PARTES DO EXERCÍCIO:
a. Extraia do texto sobre a raiva o trecho que começa em "Mas que será" e vai até "vida de outra.".
b. Resuma em duas frases o texto sobre a raiva.
c. Prossiga com o texto sobre a raiva a partir do ponto em que ele termina.

TRECHO DE ORIGEM:
Raiva.
Mas que será esse sentimento?
Tão intenso, tão lascivo. Ardente e confiante. Sedutor. Em módulo, idêntico ao amor.
Entretanto, cai pra nós camaradas (e eu também sou feita de boba) tal sentimento é um engano. Um cassino, puro e ilusório encanto.
Jogo que vicia. Tem falsos-vencedores e (todos) reais-perdedores. Uma disputa; e como qualquer outra, envolve poder. E disso as pessoas gostam. Presumo eu, é por isso que tantos caem na sua armadilha. Competição. Afirmar poder, afirmar maior capacidade perante outra pessoa. Perante alguém que fez algo não muito agradável.
Sentimento engraçado. Caos percorre o corpo, ao lado a determinação de vencer o jogo. Só um aposto curioso: pessoas que não têm aparentemente gasolina o suficiente para mover-se em algo produtivo, em questão de segundos (e até menos) geram uma combustão tão determinada que pode fazer horrores na vida de outra.

MATERIAL APRESENTADO:

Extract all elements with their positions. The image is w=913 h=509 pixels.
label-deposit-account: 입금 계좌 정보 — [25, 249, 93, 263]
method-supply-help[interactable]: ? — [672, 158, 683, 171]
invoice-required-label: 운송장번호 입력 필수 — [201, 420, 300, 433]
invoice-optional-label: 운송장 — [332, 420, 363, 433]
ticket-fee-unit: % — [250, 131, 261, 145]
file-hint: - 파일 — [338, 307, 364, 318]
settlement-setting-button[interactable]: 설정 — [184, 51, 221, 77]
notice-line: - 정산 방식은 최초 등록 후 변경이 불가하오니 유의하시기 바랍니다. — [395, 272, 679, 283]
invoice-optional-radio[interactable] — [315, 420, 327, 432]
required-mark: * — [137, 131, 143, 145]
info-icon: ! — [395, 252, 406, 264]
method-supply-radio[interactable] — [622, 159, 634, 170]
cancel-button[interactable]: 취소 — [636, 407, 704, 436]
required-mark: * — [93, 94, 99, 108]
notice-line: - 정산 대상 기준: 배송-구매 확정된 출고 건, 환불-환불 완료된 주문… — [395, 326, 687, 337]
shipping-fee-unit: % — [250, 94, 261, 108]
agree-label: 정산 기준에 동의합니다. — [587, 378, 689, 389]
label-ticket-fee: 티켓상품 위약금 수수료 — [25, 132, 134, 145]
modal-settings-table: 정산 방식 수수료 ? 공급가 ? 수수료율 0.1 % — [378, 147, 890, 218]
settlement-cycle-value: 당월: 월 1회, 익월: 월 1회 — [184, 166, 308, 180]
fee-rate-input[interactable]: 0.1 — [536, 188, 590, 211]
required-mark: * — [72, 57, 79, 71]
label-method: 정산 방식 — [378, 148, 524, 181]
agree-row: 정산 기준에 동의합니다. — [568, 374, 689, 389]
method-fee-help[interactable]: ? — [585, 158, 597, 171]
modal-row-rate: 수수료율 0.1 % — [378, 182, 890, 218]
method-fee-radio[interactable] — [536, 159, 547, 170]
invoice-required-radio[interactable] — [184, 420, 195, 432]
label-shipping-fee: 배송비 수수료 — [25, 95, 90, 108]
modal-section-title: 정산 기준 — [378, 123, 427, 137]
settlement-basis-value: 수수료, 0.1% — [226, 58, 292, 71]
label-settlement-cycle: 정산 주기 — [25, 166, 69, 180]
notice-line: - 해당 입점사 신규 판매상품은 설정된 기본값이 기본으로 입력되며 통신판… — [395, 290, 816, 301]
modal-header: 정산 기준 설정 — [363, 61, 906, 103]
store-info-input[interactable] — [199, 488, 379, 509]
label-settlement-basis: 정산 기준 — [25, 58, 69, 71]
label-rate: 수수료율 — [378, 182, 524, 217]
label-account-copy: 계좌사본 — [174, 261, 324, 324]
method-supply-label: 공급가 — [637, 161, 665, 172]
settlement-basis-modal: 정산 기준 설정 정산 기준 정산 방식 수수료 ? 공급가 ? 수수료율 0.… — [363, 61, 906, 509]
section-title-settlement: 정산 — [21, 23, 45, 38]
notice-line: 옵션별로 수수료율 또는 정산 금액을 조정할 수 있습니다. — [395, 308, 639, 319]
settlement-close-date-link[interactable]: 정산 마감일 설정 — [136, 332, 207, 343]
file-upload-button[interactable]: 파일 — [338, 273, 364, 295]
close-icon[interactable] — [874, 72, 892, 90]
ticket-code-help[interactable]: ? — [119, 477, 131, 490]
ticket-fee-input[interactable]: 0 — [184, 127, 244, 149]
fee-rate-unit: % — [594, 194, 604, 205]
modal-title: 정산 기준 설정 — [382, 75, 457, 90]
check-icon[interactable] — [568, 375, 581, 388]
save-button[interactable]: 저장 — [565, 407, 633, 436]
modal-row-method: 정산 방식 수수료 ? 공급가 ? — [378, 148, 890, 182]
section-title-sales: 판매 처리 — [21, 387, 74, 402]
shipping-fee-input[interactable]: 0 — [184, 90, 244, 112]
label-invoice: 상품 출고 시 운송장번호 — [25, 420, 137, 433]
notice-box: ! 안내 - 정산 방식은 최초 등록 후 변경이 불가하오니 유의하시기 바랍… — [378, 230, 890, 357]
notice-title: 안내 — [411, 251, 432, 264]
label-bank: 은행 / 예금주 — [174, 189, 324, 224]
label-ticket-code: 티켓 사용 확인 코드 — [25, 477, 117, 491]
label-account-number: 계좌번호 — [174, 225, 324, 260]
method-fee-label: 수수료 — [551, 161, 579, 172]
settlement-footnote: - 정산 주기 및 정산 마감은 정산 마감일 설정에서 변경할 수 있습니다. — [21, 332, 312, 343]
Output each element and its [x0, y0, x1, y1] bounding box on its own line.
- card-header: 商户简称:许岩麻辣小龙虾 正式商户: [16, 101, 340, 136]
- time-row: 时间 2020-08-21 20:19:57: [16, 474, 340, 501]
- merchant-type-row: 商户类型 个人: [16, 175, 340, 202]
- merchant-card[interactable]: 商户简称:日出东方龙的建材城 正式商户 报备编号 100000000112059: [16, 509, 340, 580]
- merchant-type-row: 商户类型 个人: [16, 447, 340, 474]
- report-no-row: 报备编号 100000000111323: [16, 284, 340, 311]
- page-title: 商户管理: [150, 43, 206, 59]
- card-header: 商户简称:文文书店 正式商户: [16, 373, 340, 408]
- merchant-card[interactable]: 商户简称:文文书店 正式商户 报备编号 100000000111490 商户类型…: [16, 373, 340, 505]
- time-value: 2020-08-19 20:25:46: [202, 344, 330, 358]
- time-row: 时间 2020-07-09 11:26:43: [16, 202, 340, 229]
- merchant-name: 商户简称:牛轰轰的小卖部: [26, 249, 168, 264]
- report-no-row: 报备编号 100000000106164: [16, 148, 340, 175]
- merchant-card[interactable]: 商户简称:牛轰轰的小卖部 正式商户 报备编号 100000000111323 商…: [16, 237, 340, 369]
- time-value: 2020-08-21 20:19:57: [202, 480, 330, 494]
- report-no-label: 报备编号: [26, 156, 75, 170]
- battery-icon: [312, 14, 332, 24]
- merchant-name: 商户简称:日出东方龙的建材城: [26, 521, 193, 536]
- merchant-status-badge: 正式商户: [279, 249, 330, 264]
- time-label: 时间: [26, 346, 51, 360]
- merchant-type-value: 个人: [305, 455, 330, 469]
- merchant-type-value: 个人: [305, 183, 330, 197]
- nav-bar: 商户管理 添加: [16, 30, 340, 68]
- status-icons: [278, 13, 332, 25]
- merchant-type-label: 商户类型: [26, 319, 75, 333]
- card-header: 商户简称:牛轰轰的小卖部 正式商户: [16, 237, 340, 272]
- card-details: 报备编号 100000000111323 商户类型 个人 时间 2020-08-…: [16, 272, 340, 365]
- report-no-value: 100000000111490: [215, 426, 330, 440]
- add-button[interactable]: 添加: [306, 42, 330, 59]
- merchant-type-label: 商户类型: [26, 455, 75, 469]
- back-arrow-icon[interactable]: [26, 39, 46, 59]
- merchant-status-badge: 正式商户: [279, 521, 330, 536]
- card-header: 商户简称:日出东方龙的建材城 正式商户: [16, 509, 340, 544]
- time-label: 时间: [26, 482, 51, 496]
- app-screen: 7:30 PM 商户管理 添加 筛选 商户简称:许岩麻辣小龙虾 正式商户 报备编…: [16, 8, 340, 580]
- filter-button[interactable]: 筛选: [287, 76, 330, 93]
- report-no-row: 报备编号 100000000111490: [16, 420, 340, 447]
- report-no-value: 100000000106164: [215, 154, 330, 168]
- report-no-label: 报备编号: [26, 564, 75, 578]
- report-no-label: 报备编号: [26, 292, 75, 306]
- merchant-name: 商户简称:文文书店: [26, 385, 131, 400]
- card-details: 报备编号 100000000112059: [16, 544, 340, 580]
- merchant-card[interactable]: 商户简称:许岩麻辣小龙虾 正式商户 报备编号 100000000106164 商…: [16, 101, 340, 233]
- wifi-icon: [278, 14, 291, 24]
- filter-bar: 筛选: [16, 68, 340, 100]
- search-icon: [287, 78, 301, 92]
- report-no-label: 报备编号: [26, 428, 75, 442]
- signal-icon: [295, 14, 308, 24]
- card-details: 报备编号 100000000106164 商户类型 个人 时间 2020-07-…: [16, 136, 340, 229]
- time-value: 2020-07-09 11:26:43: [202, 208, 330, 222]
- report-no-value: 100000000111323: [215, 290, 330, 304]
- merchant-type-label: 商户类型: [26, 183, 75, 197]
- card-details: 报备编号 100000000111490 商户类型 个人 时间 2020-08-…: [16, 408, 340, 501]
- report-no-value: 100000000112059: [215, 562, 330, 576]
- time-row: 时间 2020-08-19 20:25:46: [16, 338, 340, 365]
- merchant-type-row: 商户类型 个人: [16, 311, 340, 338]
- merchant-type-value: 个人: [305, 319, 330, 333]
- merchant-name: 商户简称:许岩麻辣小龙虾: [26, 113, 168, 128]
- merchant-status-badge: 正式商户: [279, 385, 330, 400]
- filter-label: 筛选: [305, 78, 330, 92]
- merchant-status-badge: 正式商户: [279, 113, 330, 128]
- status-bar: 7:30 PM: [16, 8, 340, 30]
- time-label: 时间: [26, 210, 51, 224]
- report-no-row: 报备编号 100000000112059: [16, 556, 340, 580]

RESPOSTAS ESCRITAS:
a.
Mas que será esse sentimento?
Tão intenso, tão lascivo. Ardente e confiante. Sedutor. Em módulo, idêntico ao amor.
Entretanto, cai pra nós camaradas (e eu também sou feita de boba) tal sentimento é um engano. Um cassino, puro e ilusório encanto.
Jogo que vicia. Tem falsos-vencedores e (todos) reais-perdedores. Uma disputa; e como qualquer outra, envolve poder. E disso as pessoas gostam. Presumo eu, é por isso que tantos caem na sua armadilha. Competição. Afirmar poder, afirmar maior capacidade perante outra pessoa. Perante alguém que fez algo não muito agradável.
Sentimento engraçado. Caos percorre o corpo, ao lado a determinação de vencer o jogo. Só um aposto curioso: pessoas que não têm aparentemente gasolina o suficiente para mover-se em algo produtivo, em questão de segundos (e até menos) geram uma combustão tão determinada que pode fazer horrores na vida de outra.

b. A raiva é descrita como um sentimento intenso, sedutor e, em módulo, idêntico ao amor, mas que é um engano, comparável a um cassino de puro e ilusório encanto. É um jogo que vicia e uma disputa que envolve poder, com falsos vencedores e perdedores reais, capaz de dar a pessoas sem energia para algo produtivo uma combustão que pode fazer horrores na vida de outra.

c.
Enfim, quando a temperatura esquenta, cria-se uma razão distorcida. Tudo o que se percebe, é o que se quer ser percebido. E o que se entende. E o que se vê. E o que se pensa. Tudo girando em volta do próprio umbigo, de seus pensamentos e vontades. O ego. Ah, o melhor feitiço de todos. Problema de muitos. O poder sobe a cabeça. A inteligência sobe a cabeça. “Sou o melhor. O mais esperto”. Tomam-se atitudes nada elegantes. Espertas, para quem tem uma visão deturpada.
Porém, como o ilusório jogo que é, só entram os desocupados.
É uma bela distração para aqueles que nada tem pra fazer.
E não se engane se sou tão crítica. Sou humana, adoro relações de poder. E se conheço tão bem esse poder avassalador e seus prazeres e desprazeres, é porque dele muito já joguei. E por esse mesmo motivo, tento evitá-lo e alarmar os riscos de jogá-lo.
Mas como diz o ditado, se conselho fosse bom, conheço gente que seria mais rica que Bill Gates.